> _EXTRACTED INFORMATION_
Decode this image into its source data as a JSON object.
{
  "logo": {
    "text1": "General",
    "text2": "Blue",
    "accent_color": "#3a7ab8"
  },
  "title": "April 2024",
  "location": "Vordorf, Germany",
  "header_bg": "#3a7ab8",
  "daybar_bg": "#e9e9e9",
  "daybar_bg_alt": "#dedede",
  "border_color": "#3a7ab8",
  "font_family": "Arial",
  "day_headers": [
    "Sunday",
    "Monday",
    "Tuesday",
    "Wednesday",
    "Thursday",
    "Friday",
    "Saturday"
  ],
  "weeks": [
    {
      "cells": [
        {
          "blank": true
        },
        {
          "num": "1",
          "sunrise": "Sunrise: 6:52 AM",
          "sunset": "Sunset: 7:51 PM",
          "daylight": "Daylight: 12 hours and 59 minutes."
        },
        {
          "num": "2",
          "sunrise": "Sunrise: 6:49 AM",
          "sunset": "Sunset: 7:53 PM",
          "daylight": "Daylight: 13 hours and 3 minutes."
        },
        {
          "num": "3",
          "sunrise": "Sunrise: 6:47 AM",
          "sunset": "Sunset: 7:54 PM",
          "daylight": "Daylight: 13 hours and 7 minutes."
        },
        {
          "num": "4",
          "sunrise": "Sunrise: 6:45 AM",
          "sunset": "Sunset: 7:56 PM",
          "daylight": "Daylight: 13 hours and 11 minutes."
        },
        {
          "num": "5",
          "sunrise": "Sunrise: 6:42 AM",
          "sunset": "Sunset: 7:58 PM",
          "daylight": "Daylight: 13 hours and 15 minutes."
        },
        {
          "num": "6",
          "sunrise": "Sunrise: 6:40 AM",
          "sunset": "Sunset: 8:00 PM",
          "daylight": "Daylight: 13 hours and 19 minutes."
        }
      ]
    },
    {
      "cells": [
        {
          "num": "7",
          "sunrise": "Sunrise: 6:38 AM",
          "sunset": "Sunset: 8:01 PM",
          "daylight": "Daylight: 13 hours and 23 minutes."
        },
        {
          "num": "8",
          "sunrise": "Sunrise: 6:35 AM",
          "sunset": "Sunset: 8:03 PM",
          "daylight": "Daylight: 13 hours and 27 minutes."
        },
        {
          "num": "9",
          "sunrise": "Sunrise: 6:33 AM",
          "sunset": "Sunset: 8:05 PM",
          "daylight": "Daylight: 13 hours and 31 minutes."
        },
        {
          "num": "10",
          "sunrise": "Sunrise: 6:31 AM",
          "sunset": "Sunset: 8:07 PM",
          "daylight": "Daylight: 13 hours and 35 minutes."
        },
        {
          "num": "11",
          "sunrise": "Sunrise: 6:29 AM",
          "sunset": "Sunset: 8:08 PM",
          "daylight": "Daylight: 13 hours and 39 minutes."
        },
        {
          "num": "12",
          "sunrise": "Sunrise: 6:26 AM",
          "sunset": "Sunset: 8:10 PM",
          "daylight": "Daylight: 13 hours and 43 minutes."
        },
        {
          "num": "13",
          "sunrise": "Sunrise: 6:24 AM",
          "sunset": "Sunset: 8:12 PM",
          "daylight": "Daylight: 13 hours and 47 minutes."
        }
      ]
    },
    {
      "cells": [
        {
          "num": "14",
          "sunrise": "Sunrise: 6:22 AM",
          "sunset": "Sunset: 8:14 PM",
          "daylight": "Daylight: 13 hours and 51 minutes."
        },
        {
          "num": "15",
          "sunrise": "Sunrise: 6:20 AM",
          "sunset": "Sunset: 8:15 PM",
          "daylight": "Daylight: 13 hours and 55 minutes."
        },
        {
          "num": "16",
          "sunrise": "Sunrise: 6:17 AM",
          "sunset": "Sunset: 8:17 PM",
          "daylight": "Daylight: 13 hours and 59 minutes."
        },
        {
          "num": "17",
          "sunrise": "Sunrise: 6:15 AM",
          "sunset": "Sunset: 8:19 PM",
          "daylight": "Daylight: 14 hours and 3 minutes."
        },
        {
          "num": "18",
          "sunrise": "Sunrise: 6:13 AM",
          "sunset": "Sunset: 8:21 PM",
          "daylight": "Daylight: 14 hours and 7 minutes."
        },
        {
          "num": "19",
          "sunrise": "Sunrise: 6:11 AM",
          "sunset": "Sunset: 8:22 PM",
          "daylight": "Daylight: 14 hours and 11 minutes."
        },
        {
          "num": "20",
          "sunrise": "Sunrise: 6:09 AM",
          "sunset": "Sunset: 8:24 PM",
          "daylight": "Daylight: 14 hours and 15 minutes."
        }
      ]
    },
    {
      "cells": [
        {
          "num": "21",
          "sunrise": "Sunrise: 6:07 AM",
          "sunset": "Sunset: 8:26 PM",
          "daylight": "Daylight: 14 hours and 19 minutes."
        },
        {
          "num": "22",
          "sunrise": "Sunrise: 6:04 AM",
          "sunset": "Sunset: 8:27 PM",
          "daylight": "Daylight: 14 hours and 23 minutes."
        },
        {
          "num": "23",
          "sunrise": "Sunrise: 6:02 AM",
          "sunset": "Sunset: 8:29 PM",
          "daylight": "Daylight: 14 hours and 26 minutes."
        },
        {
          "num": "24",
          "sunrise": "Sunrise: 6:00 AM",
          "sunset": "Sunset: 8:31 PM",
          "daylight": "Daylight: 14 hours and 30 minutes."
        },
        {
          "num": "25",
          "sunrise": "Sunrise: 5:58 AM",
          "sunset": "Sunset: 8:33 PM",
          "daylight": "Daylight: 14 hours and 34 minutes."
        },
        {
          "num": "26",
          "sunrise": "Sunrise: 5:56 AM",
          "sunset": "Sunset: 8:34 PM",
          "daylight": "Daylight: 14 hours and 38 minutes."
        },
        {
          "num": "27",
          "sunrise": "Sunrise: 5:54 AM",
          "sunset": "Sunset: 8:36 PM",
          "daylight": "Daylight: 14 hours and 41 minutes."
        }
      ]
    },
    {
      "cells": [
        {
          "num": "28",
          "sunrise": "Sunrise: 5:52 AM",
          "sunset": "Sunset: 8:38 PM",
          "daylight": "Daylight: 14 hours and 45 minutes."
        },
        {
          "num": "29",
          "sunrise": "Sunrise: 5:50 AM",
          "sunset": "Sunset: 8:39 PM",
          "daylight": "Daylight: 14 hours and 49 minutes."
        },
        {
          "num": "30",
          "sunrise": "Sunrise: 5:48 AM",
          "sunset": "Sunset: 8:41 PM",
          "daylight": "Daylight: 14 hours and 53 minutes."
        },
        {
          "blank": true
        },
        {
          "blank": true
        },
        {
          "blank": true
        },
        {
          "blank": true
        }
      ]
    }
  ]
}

> _GIVEN EXERCISE_
From the records above, please extract every line and repeat it exactly.

> _CORRECT RESULT_
Decode this image into its source data as a JSON object.
{
  "logo": {
    "text1": "General",
    "text2": "Blue",
    "accent_color": "#3a7ab8"
  },
  "title": "April 2024",
  "location": "Vordorf, Germany",
  "header_bg": "#3a7ab8",
  "daybar_bg": "#e9e9e9",
  "daybar_bg_alt": "#dedede",
  "border_color": "#3a7ab8",
  "font_family": "Arial",
  "day_headers": [
    "Sunday",
    "Monday",
    "Tuesday",
    "Wednesday",
    "Thursday",
    "Friday",
    "Saturday"
  ],
  "weeks": [
    {
      "cells": [
        {
          "blank": true
        },
        {
          "num": "1",
          "sunrise": "Sunrise: 6:52 AM",
          "sunset": "Sunset: 7:51 PM",
          "daylight": "Daylight: 12 hours and 59 minutes."
        },
        {
          "num": "2",
          "sunrise": "Sunrise: 6:49 AM",
          "sunset": "Sunset: 7:53 PM",
          "daylight": "Daylight: 13 hours and 3 minutes."
        },
        {
          "num": "3",
          "sunrise": "Sunrise: 6:47 AM",
          "sunset": "Sunset: 7:54 PM",
          "daylight": "Daylight: 13 hours and 7 minutes."
        },
        {
          "num": "4",
          "sunrise": "Sunrise: 6:45 AM",
          "sunset": "Sunset: 7:56 PM",
          "daylight": "Daylight: 13 hours and 11 minutes."
        },
        {
          "num": "5",
          "sunrise": "Sunrise: 6:42 AM",
          "sunset": "Sunset: 7:58 PM",
          "daylight": "Daylight: 13 hours and 15 minutes."
        },
        {
          "num": "6",
          "sunrise": "Sunrise: 6:40 AM",
          "sunset": "Sunset: 8:00 PM",
          "daylight": "Daylight: 13 hours and 19 minutes."
        }
      ]
    },
    {
      "cells": [
        {
          "num": "7",
          "sunrise": "Sunrise: 6:38 AM",
          "sunset": "Sunset: 8:01 PM",
          "daylight": "Daylight: 13 hours and 23 minutes."
        },
        {
          "num": "8",
          "sunrise": "Sunrise: 6:35 AM",
          "sunset": "Sunset: 8:03 PM",
          "daylight": "Daylight: 13 hours and 27 minutes."
        },
        {
          "num": "9",
          "sunrise": "Sunrise: 6:33 AM",
          "sunset": "Sunset: 8:05 PM",
          "daylight": "Daylight: 13 hours and 31 minutes."
        },
        {
          "num": "10",
          "sunrise": "Sunrise: 6:31 AM",
          "sunset": "Sunset: 8:07 PM",
          "daylight": "Daylight: 13 hours and 35 minutes."
        },
        {
          "num": "11",
          "sunrise": "Sunrise: 6:29 AM",
          "sunset": "Sunset: 8:08 PM",
          "daylight": "Daylight: 13 hours and 39 minutes."
        },
        {
          "num": "12",
          "sunrise": "Sunrise: 6:26 AM",
          "sunset": "Sunset: 8:10 PM",
          "daylight": "Daylight: 13 hours and 43 minutes."
        },
        {
          "num": "13",
          "sunrise": "Sunrise: 6:24 AM",
          "sunset": "Sunset: 8:12 PM",
          "daylight": "Daylight: 13 hours and 47 minutes."
        }
      ]
    },
    {
      "cells": [
        {
          "num": "14",
          "sunrise": "Sunrise: 6:22 AM",
          "sunset": "Sunset: 8:14 PM",
          "daylight": "Daylight: 13 hours and 51 minutes."
        },
        {
          "num": "15",
          "sunrise": "Sunrise: 6:20 AM",
          "sunset": "Sunset: 8:15 PM",
          "daylight": "Daylight: 13 hours and 55 minutes."
        },
        {
          "num": "16",
          "sunrise": "Sunrise: 6:17 AM",
          "sunset": "Sunset: 8:17 PM",
          "daylight": "Daylight: 13 hours and 59 minutes."
        },
        {
          "num": "17",
          "sunrise": "Sunrise: 6:15 AM",
          "sunset": "Sunset: 8:19 PM",
          "daylight": "Daylight: 14 hours and 3 minutes."
        },
        {
          "num": "18",
          "sunrise": "Sunrise: 6:13 AM",
          "sunset": "Sunset: 8:21 PM",
          "daylight": "Daylight: 14 hours and 7 minutes."
        },
        {
          "num": "19",
          "sunrise": "Sunrise: 6:11 AM",
          "sunset": "Sunset: 8:22 PM",
          "daylight": "Daylight: 14 hours and 11 minutes."
        },
        {
          "num": "20",
          "sunrise": "Sunrise: 6:09 AM",
          "sunset": "Sunset: 8:24 PM",
          "daylight": "Daylight: 14 hours and 15 minutes."
        }
      ]
    },
    {
      "cells": [
        {
          "num": "21",
          "sunrise": "Sunrise: 6:07 AM",
          "sunset": "Sunset: 8:26 PM",
          "daylight": "Daylight: 14 hours and 19 minutes."
        },
        {
          "num": "22",
          "sunrise": "Sunrise: 6:04 AM",
          "sunset": "Sunset: 8:27 PM",
          "daylight": "Daylight: 14 hours and 23 minutes."
        },
        {
          "num": "23",
          "sunrise": "Sunrise: 6:02 AM",
          "sunset": "Sunset: 8:29 PM",
          "daylight": "Daylight: 14 hours and 26 minutes."
        },
        {
          "num": "24",
          "sunrise": "Sunrise: 6:00 AM",
          "sunset": "Sunset: 8:31 PM",
          "daylight": "Daylight: 14 hours and 30 minutes."
        },
        {
          "num": "25",
          "sunrise": "Sunrise: 5:58 AM",
          "sunset": "Sunset: 8:33 PM",
          "daylight": "Daylight: 14 hours and 34 minutes."
        },
        {
          "num": "26",
          "sunrise": "Sunrise: 5:56 AM",
          "sunset": "Sunset: 8:34 PM",
          "daylight": "Daylight: 14 hours and 38 minutes."
        },
        {
          "num": "27",
          "sunrise": "Sunrise: 5:54 AM",
          "sunset": "Sunset: 8:36 PM",
          "daylight": "Daylight: 14 hours and 41 minutes."
        }
      ]
    },
    {
      "cells": [
        {
          "num": "28",
          "sunrise": "Sunrise: 5:52 AM",
          "sunset": "Sunset: 8:38 PM",
          "daylight": "Daylight: 14 hours and 45 minutes."
        },
        {
          "num": "29",
          "sunrise": "Sunrise: 5:50 AM",
          "sunset": "Sunset: 8:39 PM",
          "daylight": "Daylight: 14 hours and 49 minutes."
        },
        {
          "num": "30",
          "sunrise": "Sunrise: 5:48 AM",
          "sunset": "Sunset: 8:41 PM",
          "daylight": "Daylight: 14 hours and 53 minutes."
        },
        {
          "blank": true
        },
        {
          "blank": true
        },
        {
          "blank": true
        },
        {
          "blank": true
        }
      ]
    }
  ]
}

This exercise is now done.